(Stored data entries)
>>>

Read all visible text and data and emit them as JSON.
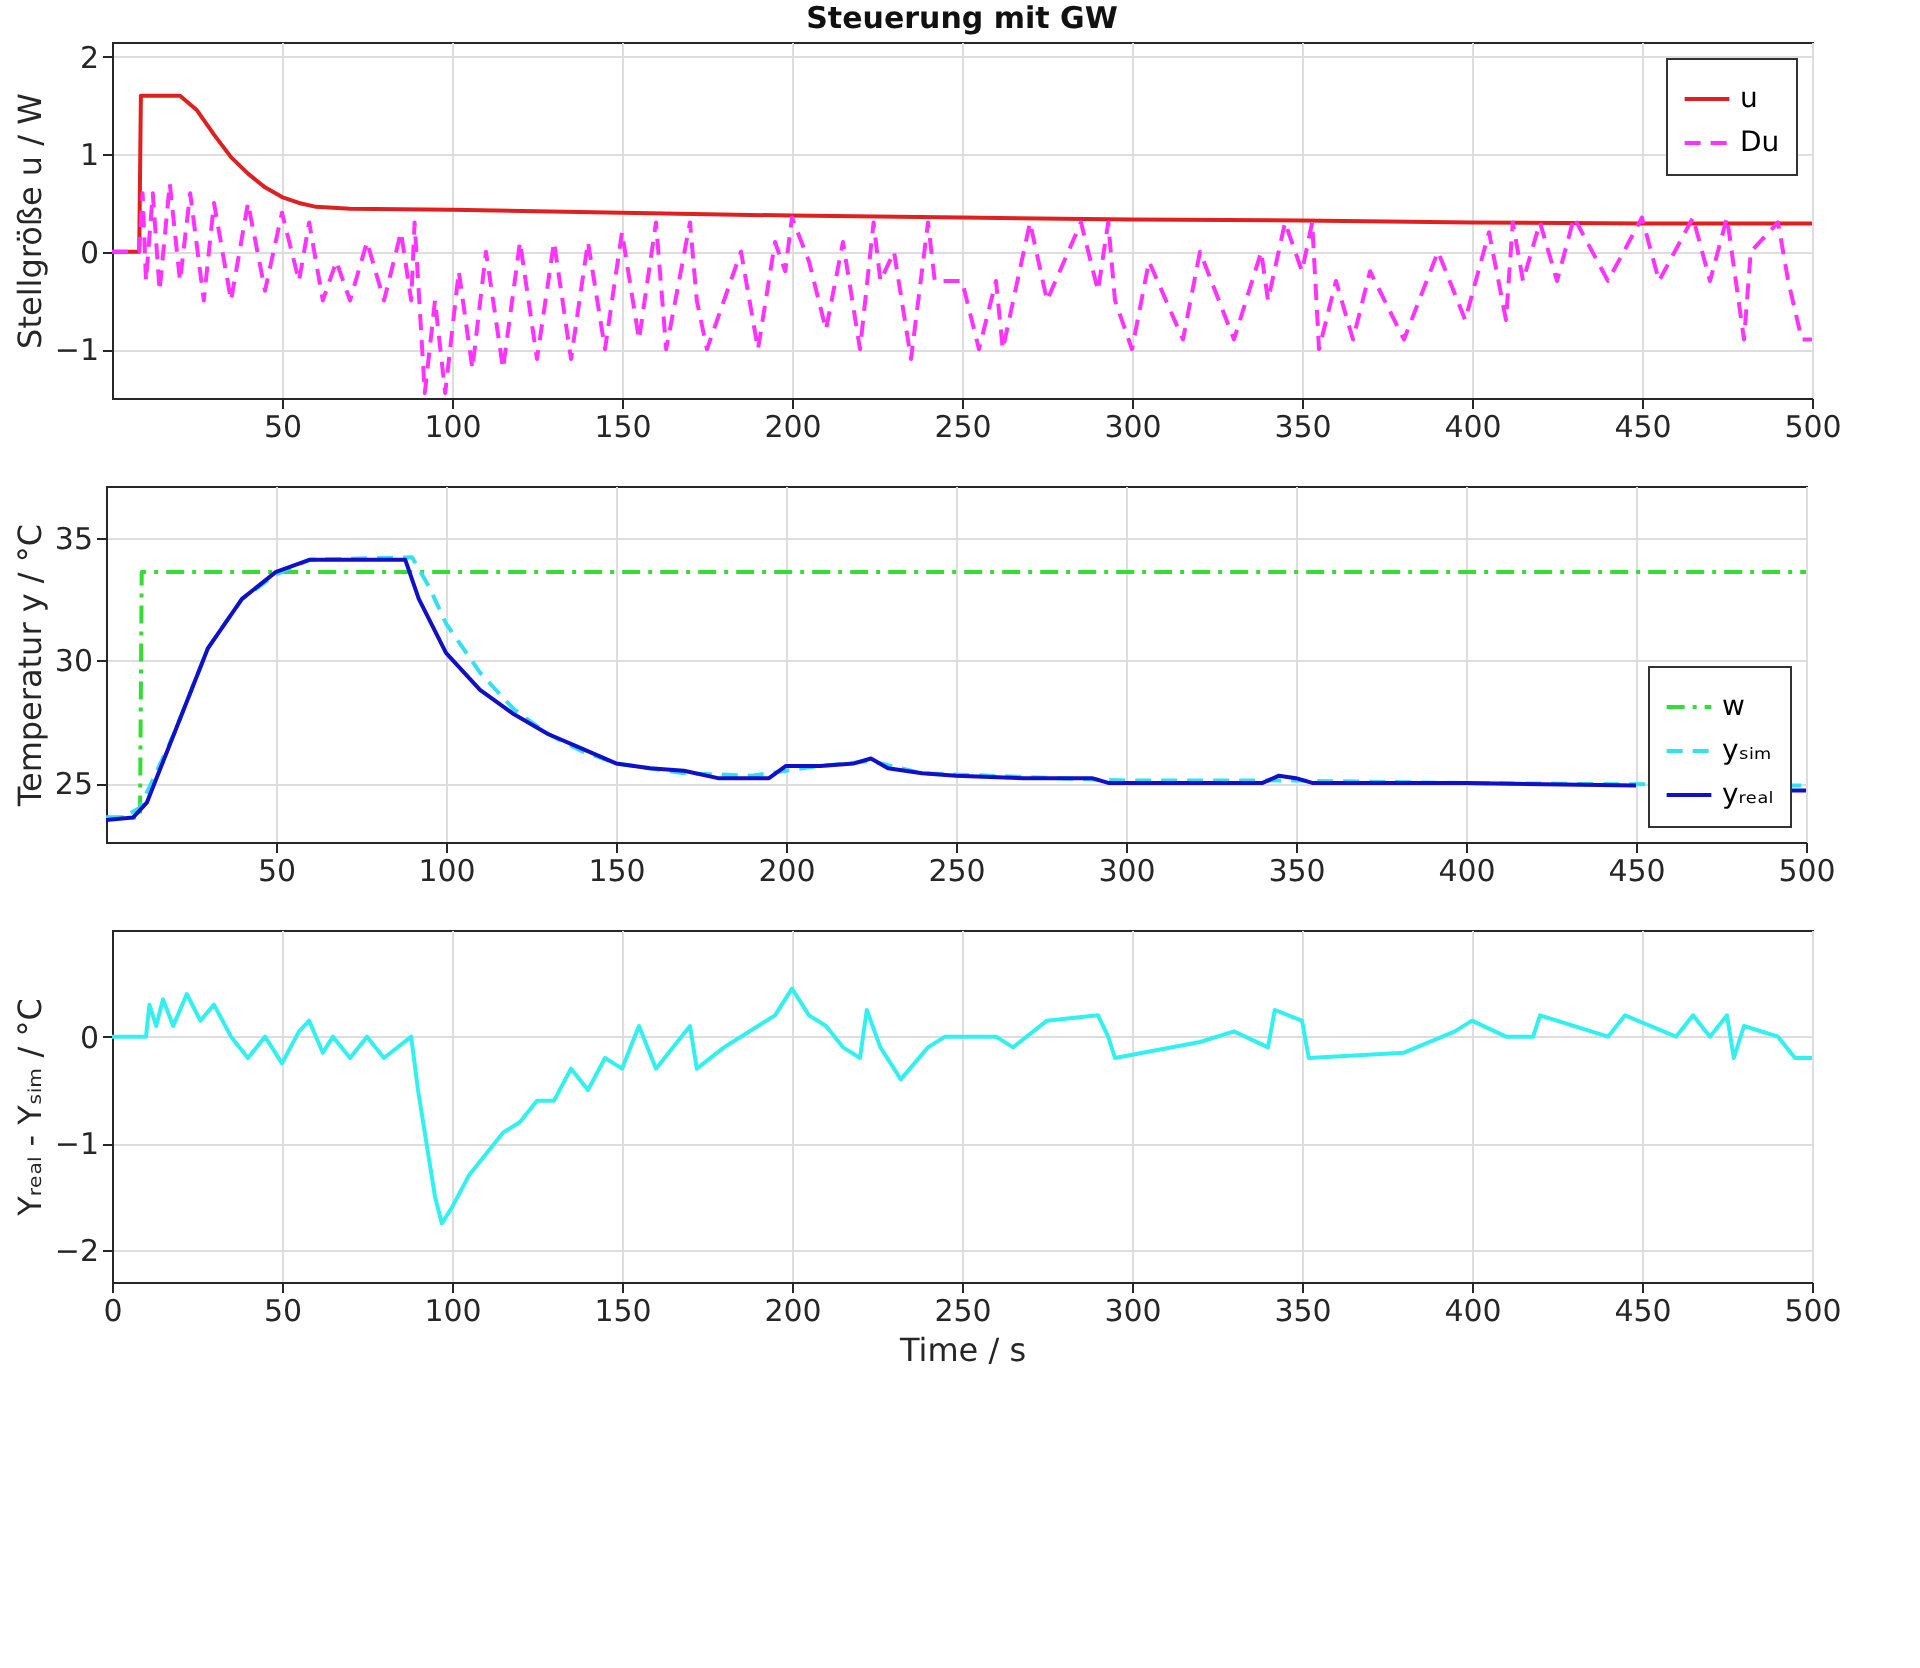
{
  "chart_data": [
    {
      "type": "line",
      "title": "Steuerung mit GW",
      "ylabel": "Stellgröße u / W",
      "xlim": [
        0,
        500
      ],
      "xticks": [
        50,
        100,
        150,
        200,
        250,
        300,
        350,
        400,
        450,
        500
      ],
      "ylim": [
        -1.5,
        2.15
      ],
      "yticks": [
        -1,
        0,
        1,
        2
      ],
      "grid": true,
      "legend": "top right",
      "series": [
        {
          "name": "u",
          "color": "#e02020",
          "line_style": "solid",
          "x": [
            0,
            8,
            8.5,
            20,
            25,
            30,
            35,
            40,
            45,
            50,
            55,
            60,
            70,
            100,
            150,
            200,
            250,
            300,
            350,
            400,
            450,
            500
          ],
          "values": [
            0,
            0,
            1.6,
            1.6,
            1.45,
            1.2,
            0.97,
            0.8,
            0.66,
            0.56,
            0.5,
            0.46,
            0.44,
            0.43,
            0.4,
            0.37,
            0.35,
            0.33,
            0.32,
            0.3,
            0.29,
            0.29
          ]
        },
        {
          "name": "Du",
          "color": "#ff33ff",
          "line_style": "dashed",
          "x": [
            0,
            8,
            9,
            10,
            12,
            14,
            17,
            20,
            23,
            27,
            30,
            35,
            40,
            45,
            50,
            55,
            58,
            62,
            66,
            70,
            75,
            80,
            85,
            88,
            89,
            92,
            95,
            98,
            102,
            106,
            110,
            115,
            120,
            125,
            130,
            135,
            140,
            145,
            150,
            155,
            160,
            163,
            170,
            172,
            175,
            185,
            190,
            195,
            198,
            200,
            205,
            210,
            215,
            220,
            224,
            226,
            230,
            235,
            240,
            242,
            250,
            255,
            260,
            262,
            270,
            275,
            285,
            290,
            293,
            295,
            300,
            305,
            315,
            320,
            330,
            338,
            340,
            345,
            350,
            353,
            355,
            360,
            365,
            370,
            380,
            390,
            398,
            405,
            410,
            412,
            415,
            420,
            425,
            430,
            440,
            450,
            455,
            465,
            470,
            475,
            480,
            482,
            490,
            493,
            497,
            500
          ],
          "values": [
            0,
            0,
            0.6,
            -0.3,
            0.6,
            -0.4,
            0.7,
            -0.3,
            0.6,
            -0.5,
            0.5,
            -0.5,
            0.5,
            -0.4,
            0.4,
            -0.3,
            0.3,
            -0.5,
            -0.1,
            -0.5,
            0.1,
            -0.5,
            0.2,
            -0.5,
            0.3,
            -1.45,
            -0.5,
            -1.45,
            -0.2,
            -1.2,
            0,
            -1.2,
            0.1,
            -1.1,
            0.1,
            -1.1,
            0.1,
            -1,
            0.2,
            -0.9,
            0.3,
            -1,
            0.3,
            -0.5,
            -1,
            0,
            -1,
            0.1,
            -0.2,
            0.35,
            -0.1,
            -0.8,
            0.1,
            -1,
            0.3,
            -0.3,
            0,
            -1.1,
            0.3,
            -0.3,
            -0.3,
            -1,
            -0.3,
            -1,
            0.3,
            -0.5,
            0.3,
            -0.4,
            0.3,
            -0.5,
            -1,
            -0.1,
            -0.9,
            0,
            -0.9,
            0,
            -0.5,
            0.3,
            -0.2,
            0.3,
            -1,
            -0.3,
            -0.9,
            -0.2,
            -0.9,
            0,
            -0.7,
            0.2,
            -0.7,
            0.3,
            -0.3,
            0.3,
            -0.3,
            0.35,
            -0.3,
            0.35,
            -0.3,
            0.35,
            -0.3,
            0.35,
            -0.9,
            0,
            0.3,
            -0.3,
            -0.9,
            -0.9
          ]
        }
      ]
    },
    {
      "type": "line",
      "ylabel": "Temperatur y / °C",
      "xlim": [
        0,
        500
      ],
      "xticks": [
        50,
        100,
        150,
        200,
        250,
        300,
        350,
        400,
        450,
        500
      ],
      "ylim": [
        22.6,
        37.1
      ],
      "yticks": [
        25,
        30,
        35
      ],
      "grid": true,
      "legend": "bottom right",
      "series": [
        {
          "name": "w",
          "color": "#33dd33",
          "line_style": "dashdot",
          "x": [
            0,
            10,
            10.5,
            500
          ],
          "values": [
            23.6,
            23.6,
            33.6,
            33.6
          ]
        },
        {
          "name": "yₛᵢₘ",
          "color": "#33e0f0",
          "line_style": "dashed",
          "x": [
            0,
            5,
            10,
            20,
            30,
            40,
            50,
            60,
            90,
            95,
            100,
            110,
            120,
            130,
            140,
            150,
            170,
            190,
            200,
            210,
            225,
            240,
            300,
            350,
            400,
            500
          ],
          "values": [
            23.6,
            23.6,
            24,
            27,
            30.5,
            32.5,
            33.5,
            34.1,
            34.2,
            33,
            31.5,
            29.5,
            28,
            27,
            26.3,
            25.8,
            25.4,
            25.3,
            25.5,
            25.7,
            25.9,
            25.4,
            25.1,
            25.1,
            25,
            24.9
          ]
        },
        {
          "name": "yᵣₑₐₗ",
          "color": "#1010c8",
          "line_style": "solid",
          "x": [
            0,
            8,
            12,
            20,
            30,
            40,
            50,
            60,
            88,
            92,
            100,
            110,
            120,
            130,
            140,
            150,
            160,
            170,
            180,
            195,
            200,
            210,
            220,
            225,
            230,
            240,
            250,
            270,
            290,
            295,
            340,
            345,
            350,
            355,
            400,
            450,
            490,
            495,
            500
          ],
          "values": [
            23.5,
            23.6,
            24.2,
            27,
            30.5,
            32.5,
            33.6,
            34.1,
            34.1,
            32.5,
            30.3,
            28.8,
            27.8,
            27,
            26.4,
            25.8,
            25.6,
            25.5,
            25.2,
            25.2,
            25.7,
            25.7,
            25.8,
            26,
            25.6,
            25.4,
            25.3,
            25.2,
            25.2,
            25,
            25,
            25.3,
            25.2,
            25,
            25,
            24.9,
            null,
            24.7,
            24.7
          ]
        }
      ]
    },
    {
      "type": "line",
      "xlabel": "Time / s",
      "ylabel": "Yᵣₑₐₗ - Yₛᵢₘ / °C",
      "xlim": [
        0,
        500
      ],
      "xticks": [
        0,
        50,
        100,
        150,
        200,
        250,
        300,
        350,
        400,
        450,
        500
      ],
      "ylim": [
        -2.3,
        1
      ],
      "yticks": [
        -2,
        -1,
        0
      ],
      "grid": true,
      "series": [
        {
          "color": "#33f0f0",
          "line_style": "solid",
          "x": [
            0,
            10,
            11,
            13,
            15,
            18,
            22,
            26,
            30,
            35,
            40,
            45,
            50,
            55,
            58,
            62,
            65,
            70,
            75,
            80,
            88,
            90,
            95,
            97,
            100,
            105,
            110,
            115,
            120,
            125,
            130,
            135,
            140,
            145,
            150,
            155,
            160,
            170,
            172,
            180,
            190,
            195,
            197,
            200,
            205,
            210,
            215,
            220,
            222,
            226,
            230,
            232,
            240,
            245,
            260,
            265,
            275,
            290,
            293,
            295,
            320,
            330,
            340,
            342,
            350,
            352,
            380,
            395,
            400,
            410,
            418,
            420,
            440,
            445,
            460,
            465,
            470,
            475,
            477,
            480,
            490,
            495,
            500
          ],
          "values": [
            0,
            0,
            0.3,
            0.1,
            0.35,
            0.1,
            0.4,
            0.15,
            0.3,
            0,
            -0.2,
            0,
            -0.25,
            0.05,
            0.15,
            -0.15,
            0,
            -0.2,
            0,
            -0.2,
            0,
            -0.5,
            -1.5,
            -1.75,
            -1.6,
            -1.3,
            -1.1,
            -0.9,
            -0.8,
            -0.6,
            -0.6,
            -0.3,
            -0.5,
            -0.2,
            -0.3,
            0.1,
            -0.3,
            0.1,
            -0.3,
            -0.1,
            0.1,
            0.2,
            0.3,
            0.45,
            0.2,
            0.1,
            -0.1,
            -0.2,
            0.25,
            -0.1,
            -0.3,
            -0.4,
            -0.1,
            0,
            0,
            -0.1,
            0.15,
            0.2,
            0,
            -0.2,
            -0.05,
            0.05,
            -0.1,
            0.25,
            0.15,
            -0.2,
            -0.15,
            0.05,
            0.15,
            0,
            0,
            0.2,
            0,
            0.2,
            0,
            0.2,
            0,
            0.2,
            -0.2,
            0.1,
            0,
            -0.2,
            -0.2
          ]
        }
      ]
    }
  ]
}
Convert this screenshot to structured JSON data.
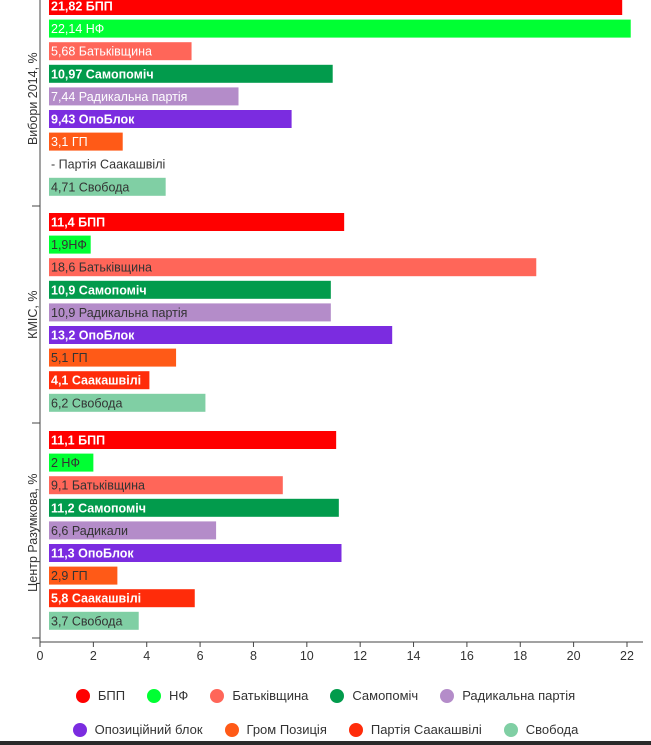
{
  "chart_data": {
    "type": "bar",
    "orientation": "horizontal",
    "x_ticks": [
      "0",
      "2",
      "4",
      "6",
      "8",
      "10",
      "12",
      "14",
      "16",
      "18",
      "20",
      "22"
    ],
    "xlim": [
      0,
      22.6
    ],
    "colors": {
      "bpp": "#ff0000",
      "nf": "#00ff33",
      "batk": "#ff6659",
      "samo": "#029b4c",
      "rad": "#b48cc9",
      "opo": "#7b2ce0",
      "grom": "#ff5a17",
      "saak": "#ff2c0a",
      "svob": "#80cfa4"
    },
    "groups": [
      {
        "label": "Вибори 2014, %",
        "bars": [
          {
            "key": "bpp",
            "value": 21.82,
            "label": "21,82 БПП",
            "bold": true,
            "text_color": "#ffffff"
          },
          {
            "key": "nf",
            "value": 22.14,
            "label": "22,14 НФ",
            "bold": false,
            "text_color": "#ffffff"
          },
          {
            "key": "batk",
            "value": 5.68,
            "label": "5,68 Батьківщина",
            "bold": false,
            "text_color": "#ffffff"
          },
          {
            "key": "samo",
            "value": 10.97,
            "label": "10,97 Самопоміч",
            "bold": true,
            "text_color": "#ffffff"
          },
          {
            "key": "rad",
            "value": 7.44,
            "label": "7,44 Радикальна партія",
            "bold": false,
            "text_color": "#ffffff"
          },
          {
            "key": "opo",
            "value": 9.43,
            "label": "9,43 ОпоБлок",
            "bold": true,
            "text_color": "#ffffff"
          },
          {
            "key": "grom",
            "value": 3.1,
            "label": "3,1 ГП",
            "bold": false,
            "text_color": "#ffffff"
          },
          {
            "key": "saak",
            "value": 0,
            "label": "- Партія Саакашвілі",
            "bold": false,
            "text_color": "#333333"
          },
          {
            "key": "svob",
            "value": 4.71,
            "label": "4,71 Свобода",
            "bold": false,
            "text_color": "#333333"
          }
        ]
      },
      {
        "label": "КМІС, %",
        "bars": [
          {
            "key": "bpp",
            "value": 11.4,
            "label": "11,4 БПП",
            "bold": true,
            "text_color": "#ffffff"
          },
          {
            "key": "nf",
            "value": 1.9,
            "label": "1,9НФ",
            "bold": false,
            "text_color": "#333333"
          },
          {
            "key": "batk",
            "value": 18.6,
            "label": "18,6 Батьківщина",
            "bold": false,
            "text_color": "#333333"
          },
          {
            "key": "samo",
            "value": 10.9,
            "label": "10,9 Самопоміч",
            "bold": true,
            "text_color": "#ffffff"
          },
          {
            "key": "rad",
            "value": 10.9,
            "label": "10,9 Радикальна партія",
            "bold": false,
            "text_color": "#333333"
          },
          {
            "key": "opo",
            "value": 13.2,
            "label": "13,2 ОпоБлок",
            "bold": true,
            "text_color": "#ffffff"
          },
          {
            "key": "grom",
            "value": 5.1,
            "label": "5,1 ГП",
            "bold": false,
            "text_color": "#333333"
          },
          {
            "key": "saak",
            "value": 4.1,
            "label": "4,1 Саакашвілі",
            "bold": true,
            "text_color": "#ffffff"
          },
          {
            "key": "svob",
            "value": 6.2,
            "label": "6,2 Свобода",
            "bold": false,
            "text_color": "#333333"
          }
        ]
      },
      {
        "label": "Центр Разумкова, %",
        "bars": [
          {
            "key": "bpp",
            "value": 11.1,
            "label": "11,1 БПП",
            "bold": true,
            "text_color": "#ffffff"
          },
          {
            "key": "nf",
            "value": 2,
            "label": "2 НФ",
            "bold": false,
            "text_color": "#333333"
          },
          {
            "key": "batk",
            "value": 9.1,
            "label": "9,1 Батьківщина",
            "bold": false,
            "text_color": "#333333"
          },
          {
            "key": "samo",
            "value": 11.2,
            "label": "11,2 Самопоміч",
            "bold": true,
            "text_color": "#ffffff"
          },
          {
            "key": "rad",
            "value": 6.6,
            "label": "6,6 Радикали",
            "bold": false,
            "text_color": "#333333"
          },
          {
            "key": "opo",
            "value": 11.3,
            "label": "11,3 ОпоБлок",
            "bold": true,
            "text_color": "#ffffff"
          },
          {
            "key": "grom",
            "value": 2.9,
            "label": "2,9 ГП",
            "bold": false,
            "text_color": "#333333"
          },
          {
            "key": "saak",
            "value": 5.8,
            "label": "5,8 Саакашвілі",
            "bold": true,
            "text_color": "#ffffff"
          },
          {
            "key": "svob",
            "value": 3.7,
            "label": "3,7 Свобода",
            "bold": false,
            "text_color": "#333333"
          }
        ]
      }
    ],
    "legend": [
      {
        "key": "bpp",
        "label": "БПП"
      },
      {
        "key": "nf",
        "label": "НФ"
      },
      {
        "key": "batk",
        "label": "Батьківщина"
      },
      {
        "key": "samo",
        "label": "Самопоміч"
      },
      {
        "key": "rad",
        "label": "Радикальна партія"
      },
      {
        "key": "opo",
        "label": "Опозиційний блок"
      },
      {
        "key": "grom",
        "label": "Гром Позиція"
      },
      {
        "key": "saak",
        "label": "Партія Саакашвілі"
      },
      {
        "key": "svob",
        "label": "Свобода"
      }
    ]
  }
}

<<<

▶ **OBJECTIVE**: Identify the lines that contain the string "ylabel", and copy every one of them.

▶ **PROBLEM SOLUTION**:
      "ylabel": "Stellgröße u / W",
      "ylabel": "Temperatur y / °C",
      "ylabel": "Yᵣₑₐₗ - Yₛᵢₘ / °C",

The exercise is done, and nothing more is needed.